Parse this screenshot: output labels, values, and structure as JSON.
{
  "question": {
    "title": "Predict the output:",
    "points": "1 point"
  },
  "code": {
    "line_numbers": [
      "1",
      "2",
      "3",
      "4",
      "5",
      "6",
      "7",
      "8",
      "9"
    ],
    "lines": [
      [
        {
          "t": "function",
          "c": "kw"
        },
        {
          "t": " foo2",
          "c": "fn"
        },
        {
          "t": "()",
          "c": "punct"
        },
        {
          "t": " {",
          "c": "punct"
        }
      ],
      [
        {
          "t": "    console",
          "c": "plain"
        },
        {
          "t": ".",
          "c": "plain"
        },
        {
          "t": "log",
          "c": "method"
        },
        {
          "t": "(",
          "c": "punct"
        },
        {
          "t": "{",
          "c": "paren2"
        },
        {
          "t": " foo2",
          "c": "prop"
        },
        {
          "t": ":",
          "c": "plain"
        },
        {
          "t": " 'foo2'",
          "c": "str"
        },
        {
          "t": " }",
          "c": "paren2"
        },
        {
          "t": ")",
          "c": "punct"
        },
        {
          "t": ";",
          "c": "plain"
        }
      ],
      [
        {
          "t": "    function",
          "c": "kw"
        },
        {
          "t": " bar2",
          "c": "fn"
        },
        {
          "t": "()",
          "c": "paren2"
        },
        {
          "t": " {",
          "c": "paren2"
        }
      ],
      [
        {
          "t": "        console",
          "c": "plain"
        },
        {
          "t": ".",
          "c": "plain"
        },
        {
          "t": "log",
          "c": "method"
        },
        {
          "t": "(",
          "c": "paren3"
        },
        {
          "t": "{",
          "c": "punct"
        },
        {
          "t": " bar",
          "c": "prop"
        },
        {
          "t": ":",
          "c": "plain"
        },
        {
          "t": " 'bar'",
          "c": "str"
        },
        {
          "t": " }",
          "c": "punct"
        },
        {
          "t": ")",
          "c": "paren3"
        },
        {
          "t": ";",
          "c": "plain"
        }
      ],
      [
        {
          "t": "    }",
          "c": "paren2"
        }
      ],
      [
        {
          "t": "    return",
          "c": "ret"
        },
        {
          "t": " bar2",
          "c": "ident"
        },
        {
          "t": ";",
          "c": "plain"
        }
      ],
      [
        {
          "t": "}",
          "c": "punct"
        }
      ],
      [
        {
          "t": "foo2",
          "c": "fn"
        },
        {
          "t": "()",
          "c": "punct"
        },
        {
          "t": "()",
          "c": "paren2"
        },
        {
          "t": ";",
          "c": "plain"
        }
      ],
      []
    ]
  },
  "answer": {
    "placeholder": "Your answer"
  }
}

○ ○ ○ ○

- _GIVEN INSTRUCTION_
Return each line among the entries that holds the word "output".

- _WRITTEN RESPONSE_
Parse this screenshot: output labels, values, and structure as JSON.
    "title": "Predict the output:",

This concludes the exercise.